**WHAT IS NEEDED**
Recast the lines of the listing as a numbered list, starting at the line that contains "mist-point xyxy=(223,151,236,164)" and ending at the line that contains "residual-y-tick-label: −0.06 xyxy=(67,700,116,719)", with both of those lines included. Skip any blank lines and leave out everything outside that range.

[Layout annotation records]
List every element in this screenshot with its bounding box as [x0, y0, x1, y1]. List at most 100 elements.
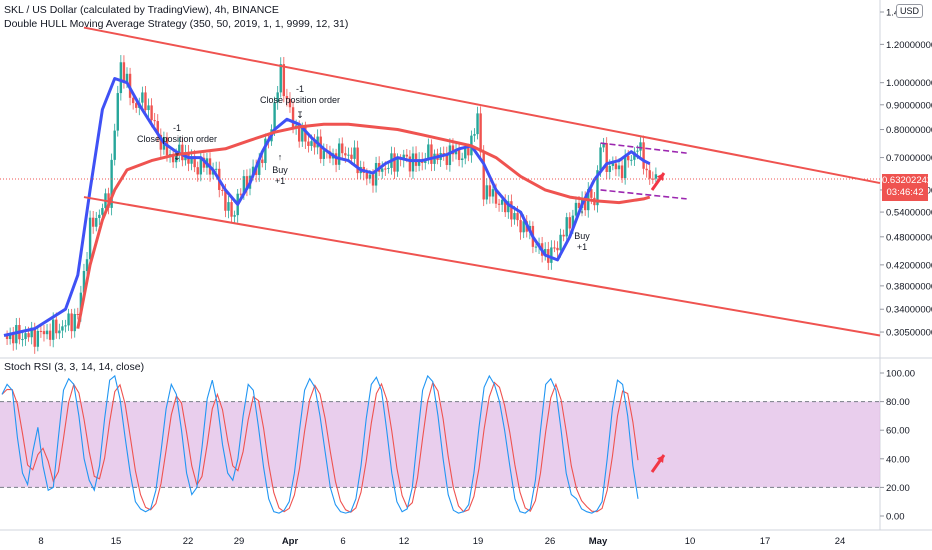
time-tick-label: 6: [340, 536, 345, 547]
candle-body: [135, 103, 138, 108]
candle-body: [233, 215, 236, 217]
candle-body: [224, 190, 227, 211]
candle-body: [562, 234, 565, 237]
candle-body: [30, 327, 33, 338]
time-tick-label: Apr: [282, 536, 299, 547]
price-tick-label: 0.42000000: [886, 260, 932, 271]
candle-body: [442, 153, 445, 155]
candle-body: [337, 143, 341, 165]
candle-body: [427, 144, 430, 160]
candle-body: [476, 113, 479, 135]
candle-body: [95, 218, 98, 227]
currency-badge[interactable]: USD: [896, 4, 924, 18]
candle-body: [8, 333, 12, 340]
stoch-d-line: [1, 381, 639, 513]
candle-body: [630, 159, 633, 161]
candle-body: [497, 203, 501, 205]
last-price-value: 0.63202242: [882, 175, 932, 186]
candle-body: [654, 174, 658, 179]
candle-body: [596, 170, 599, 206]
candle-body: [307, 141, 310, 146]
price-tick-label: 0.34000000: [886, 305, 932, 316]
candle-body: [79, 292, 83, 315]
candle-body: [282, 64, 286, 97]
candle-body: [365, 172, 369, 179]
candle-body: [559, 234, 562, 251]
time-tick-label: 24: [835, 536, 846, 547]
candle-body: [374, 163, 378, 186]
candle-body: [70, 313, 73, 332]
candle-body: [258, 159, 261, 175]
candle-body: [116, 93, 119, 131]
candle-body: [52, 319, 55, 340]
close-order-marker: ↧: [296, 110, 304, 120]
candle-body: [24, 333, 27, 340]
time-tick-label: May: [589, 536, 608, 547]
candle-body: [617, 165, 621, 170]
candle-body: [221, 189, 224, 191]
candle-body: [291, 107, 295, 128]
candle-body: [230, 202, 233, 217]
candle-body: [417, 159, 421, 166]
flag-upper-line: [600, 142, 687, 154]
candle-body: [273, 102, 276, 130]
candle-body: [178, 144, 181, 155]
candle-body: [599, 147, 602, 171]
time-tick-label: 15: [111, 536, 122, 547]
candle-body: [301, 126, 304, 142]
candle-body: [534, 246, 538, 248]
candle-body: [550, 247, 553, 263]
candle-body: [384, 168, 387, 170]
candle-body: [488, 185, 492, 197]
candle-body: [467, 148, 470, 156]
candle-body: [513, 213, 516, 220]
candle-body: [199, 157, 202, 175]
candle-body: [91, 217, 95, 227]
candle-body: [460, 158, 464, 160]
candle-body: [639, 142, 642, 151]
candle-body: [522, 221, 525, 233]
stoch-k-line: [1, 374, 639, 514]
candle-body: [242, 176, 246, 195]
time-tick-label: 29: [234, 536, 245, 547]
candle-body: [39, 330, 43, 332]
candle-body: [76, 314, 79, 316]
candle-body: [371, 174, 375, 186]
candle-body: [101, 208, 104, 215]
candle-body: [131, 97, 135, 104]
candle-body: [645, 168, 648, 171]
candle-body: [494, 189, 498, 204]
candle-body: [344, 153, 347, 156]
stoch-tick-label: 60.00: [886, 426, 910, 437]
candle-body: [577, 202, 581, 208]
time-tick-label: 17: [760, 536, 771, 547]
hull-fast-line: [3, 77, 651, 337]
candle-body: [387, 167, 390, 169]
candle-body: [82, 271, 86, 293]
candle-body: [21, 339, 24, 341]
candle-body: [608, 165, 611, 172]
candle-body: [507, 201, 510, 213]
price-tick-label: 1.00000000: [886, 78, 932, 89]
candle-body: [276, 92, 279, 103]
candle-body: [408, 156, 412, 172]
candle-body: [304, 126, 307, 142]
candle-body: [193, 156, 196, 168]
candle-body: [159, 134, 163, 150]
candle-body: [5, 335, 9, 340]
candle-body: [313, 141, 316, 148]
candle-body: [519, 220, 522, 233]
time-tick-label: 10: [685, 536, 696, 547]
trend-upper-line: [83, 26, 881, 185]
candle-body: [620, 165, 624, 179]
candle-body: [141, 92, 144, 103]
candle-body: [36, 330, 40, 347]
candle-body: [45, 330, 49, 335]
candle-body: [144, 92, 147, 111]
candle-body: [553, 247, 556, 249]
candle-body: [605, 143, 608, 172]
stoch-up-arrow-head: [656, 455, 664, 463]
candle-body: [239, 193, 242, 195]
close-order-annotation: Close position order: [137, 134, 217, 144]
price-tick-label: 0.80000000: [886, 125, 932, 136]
* * *
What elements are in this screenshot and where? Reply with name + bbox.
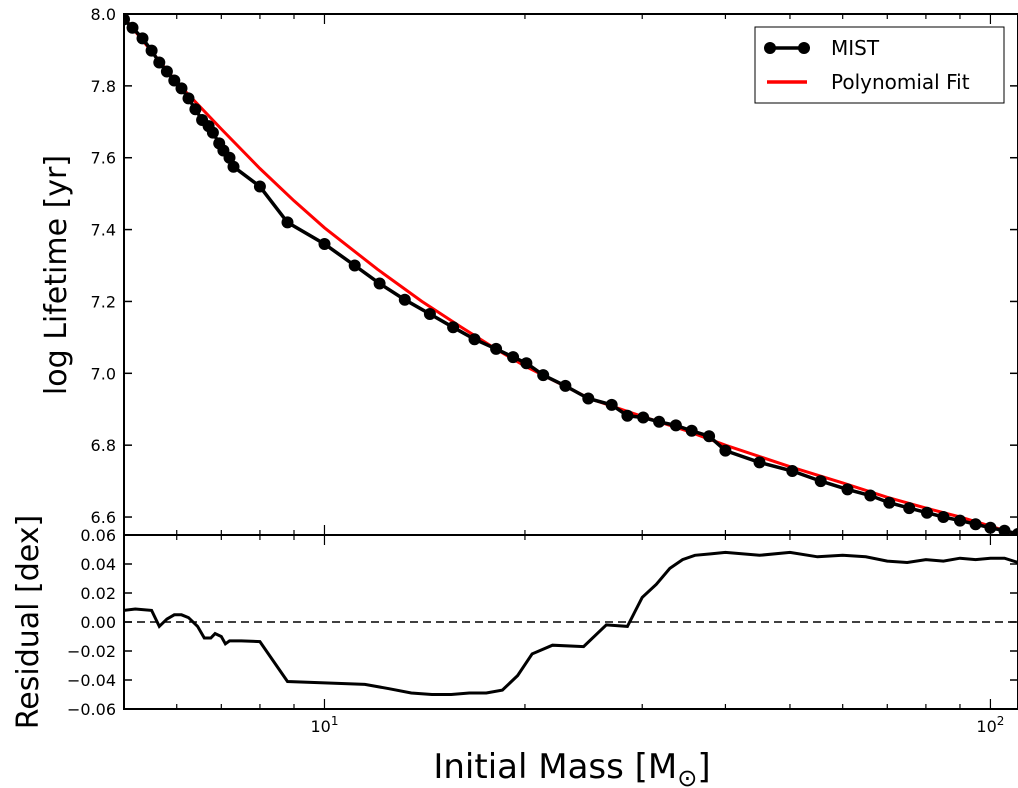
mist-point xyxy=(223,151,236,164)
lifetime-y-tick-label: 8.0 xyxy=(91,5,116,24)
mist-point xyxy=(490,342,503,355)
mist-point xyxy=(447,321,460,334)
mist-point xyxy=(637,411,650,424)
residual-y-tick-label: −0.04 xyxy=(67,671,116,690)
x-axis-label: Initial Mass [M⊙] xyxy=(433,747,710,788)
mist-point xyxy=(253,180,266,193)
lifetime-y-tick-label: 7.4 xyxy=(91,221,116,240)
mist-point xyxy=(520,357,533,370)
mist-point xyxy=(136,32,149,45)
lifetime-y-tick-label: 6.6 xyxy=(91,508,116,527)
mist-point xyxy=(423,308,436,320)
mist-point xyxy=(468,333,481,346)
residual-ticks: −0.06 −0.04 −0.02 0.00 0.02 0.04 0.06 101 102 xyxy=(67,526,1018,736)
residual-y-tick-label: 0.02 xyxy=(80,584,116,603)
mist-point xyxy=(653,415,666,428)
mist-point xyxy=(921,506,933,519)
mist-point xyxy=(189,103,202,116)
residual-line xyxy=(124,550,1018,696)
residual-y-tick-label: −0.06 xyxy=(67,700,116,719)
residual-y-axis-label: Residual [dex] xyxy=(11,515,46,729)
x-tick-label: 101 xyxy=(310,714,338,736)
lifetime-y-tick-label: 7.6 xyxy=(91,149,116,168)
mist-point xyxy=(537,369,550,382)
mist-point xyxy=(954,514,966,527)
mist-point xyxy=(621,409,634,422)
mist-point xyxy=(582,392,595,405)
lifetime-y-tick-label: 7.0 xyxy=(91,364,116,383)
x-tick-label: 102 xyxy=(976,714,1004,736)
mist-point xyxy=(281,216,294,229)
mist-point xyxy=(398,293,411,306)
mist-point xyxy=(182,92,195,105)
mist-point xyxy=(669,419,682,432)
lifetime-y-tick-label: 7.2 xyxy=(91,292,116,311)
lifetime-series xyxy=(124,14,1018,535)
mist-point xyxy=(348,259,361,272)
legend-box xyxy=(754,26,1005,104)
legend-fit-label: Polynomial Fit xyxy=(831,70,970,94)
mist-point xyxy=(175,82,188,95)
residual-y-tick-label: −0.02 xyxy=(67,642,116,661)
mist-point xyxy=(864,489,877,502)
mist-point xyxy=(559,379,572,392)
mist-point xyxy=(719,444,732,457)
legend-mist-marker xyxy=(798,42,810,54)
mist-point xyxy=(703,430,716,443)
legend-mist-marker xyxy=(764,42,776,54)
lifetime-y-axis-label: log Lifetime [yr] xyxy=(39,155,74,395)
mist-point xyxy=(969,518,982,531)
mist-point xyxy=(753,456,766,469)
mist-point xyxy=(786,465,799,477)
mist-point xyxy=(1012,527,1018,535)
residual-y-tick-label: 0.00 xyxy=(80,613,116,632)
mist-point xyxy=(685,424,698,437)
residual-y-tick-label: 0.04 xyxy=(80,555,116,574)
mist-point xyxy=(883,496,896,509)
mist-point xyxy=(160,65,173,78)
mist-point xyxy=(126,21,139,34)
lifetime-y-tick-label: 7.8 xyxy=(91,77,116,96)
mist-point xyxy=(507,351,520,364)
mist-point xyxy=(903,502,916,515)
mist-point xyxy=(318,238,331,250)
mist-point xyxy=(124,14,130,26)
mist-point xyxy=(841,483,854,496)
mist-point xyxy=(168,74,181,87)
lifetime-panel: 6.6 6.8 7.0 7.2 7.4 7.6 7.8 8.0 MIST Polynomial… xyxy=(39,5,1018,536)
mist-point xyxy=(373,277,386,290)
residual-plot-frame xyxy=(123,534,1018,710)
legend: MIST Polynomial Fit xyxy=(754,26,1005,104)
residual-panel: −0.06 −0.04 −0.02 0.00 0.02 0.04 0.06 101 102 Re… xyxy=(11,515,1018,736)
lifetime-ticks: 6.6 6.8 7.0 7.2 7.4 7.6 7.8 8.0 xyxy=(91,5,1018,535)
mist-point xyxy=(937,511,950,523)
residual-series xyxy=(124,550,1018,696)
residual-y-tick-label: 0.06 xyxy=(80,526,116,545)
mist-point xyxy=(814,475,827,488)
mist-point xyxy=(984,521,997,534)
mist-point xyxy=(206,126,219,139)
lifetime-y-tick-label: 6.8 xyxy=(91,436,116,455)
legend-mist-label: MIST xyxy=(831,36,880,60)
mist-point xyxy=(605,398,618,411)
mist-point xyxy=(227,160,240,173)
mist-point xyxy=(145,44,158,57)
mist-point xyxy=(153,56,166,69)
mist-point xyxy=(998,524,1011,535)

**RESPONSE**
1. mist-point xyxy=(223,151,236,164)
2. lifetime-y-tick-label: 8.0 xyxy=(91,5,116,24)
3. mist-point xyxy=(490,342,503,355)
4. mist-point xyxy=(447,321,460,334)
5. mist-point xyxy=(637,411,650,424)
6. residual-y-tick-label: −0.04 xyxy=(67,671,116,690)
7. x-axis-label: Initial Mass [M⊙] xyxy=(433,747,710,788)
8. mist-point xyxy=(253,180,266,193)
9. lifetime-y-tick-label: 7.4 xyxy=(91,221,116,240)
10. mist-point xyxy=(520,357,533,370)
11. mist-point xyxy=(136,32,149,45)
12. lifetime-y-tick-label: 6.6 xyxy=(91,508,116,527)
13. mist-point xyxy=(423,308,436,320)
14. mist-point xyxy=(468,333,481,346)
15. residual-ticks: −0.06 −0.04 −0.02 0.00 0.02 0.04 0.06 101 102 xyxy=(67,526,1018,736)
16. residual-y-tick-label: 0.02 xyxy=(80,584,116,603)
17. mist-point xyxy=(653,415,666,428)
18. mist-point xyxy=(921,506,933,519)
19. mist-point xyxy=(189,103,202,116)
20. residual-line xyxy=(124,550,1018,696)
21. residual-y-tick-label: −0.06 xyxy=(67,700,116,719)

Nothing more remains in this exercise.